• **Exercise directions**
Reproduce the records below in full and exactly, without their images.
+-------+
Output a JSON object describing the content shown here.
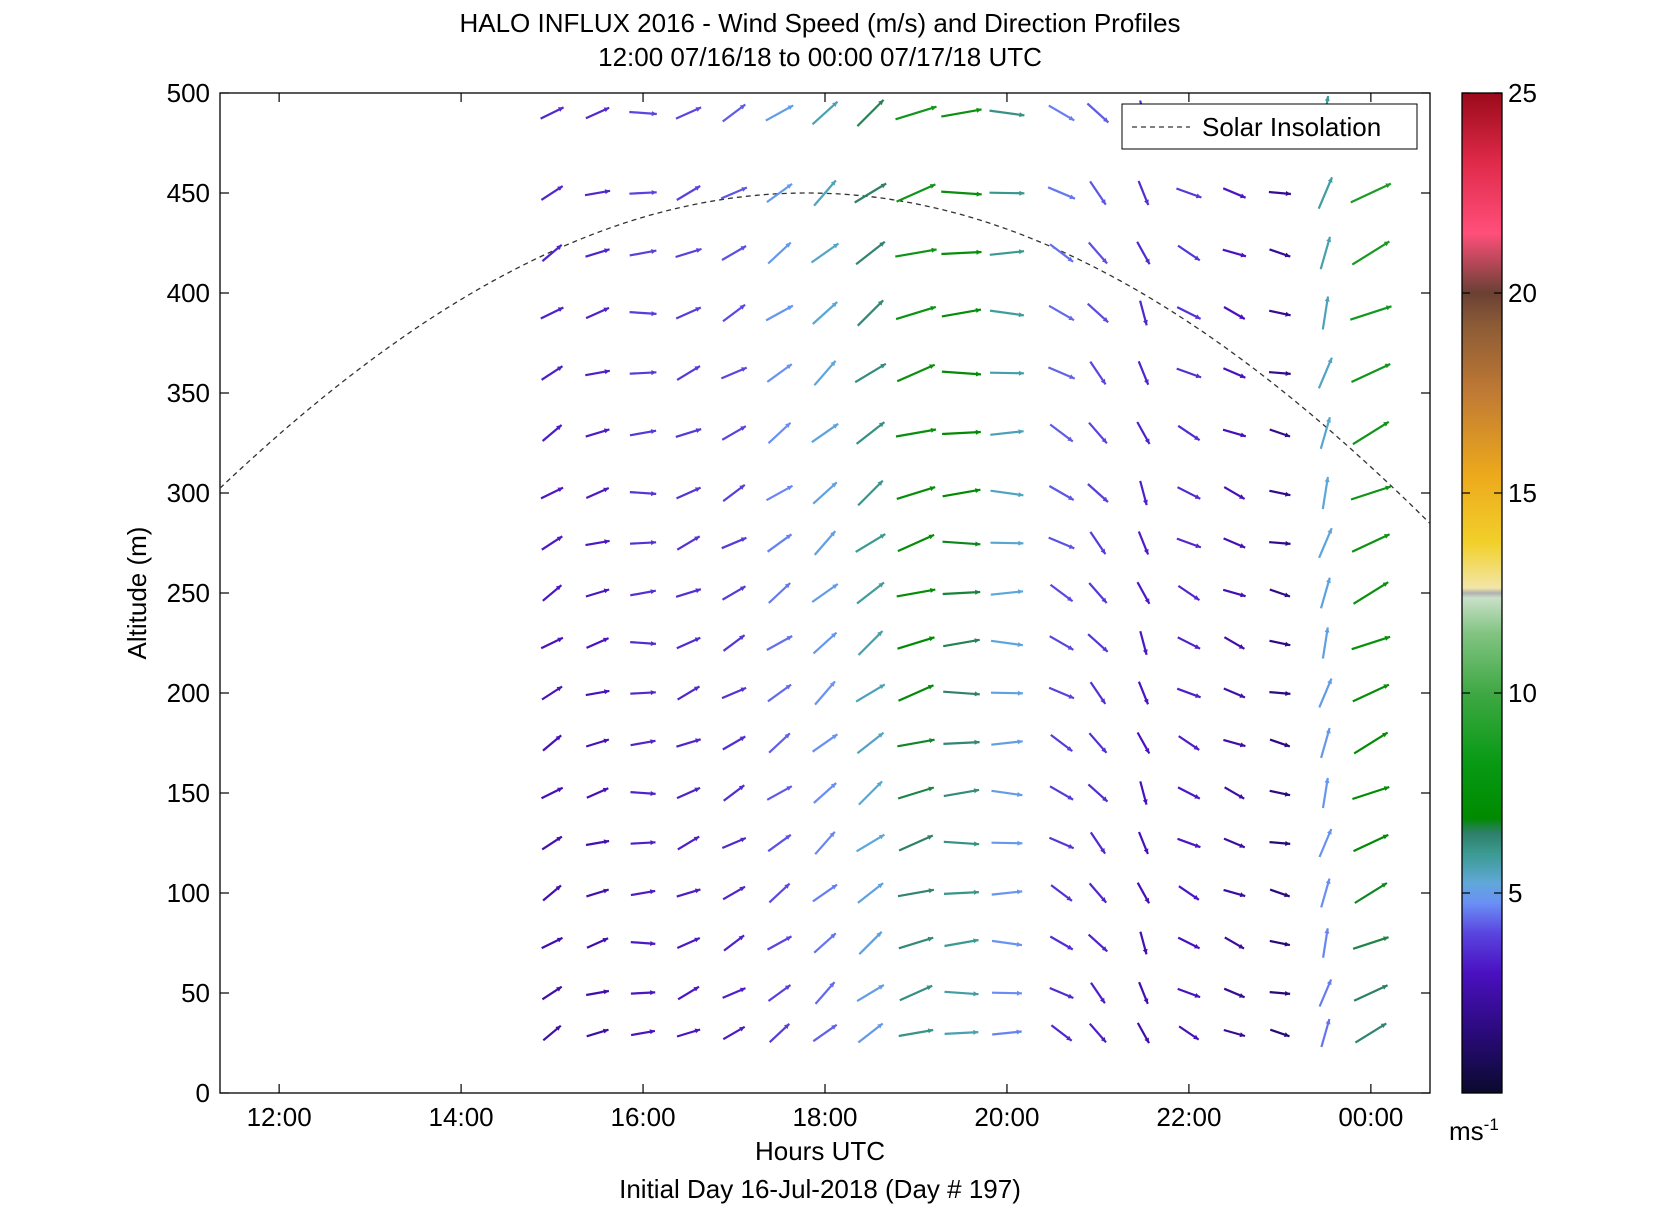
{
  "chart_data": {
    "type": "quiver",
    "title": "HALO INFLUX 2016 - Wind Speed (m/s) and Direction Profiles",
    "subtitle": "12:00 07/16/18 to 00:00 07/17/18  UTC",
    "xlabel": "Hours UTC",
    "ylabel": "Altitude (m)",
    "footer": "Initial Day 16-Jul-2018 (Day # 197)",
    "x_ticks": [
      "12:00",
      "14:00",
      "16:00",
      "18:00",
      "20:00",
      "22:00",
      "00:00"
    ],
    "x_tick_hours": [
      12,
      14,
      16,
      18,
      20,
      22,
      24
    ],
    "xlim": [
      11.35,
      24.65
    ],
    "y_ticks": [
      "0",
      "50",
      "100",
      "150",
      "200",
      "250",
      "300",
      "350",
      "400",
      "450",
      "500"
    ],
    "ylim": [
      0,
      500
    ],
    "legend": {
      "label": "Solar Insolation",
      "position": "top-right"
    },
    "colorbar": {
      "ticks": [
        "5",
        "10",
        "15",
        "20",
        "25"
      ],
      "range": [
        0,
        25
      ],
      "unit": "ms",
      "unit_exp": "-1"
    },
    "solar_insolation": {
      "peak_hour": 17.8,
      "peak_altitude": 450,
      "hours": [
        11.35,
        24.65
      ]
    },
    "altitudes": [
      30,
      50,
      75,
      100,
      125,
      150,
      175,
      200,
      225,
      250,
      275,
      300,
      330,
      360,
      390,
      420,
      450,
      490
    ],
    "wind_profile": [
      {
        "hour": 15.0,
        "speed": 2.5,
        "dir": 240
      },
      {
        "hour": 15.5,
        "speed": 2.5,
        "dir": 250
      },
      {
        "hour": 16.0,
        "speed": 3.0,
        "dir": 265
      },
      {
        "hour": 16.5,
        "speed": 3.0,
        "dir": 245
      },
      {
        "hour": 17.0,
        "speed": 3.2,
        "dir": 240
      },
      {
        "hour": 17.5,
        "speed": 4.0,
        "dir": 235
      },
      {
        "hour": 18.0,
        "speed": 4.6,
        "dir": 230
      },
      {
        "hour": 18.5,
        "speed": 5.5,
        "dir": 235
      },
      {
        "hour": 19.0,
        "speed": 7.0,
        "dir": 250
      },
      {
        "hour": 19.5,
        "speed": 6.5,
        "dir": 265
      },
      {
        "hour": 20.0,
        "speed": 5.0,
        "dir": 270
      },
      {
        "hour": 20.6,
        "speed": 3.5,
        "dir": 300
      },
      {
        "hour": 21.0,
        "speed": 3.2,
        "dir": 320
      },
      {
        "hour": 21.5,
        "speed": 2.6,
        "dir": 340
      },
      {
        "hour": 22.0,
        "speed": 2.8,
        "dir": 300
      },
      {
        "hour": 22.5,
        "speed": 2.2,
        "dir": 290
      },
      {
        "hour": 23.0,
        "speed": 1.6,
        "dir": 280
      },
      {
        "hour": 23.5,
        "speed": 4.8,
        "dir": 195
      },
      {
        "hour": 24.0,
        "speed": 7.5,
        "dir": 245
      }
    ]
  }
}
+-------+
• **Exercise output**
Output a JSON object describing the content shown here.
{
  "chart_data": {
    "type": "quiver",
    "title": "HALO INFLUX 2016 - Wind Speed (m/s) and Direction Profiles",
    "subtitle": "12:00 07/16/18 to 00:00 07/17/18  UTC",
    "xlabel": "Hours UTC",
    "ylabel": "Altitude (m)",
    "footer": "Initial Day 16-Jul-2018 (Day # 197)",
    "x_ticks": [
      "12:00",
      "14:00",
      "16:00",
      "18:00",
      "20:00",
      "22:00",
      "00:00"
    ],
    "x_tick_hours": [
      12,
      14,
      16,
      18,
      20,
      22,
      24
    ],
    "xlim": [
      11.35,
      24.65
    ],
    "y_ticks": [
      "0",
      "50",
      "100",
      "150",
      "200",
      "250",
      "300",
      "350",
      "400",
      "450",
      "500"
    ],
    "ylim": [
      0,
      500
    ],
    "legend": {
      "label": "Solar Insolation",
      "position": "top-right"
    },
    "colorbar": {
      "ticks": [
        "5",
        "10",
        "15",
        "20",
        "25"
      ],
      "range": [
        0,
        25
      ],
      "unit": "ms",
      "unit_exp": "-1"
    },
    "solar_insolation": {
      "peak_hour": 17.8,
      "peak_altitude": 450,
      "hours": [
        11.35,
        24.65
      ]
    },
    "altitudes": [
      30,
      50,
      75,
      100,
      125,
      150,
      175,
      200,
      225,
      250,
      275,
      300,
      330,
      360,
      390,
      420,
      450,
      490
    ],
    "wind_profile": [
      {
        "hour": 15.0,
        "speed": 2.5,
        "dir": 240
      },
      {
        "hour": 15.5,
        "speed": 2.5,
        "dir": 250
      },
      {
        "hour": 16.0,
        "speed": 3.0,
        "dir": 265
      },
      {
        "hour": 16.5,
        "speed": 3.0,
        "dir": 245
      },
      {
        "hour": 17.0,
        "speed": 3.2,
        "dir": 240
      },
      {
        "hour": 17.5,
        "speed": 4.0,
        "dir": 235
      },
      {
        "hour": 18.0,
        "speed": 4.6,
        "dir": 230
      },
      {
        "hour": 18.5,
        "speed": 5.5,
        "dir": 235
      },
      {
        "hour": 19.0,
        "speed": 7.0,
        "dir": 250
      },
      {
        "hour": 19.5,
        "speed": 6.5,
        "dir": 265
      },
      {
        "hour": 20.0,
        "speed": 5.0,
        "dir": 270
      },
      {
        "hour": 20.6,
        "speed": 3.5,
        "dir": 300
      },
      {
        "hour": 21.0,
        "speed": 3.2,
        "dir": 320
      },
      {
        "hour": 21.5,
        "speed": 2.6,
        "dir": 340
      },
      {
        "hour": 22.0,
        "speed": 2.8,
        "dir": 300
      },
      {
        "hour": 22.5,
        "speed": 2.2,
        "dir": 290
      },
      {
        "hour": 23.0,
        "speed": 1.6,
        "dir": 280
      },
      {
        "hour": 23.5,
        "speed": 4.8,
        "dir": 195
      },
      {
        "hour": 24.0,
        "speed": 7.5,
        "dir": 245
      }
    ]
  }
}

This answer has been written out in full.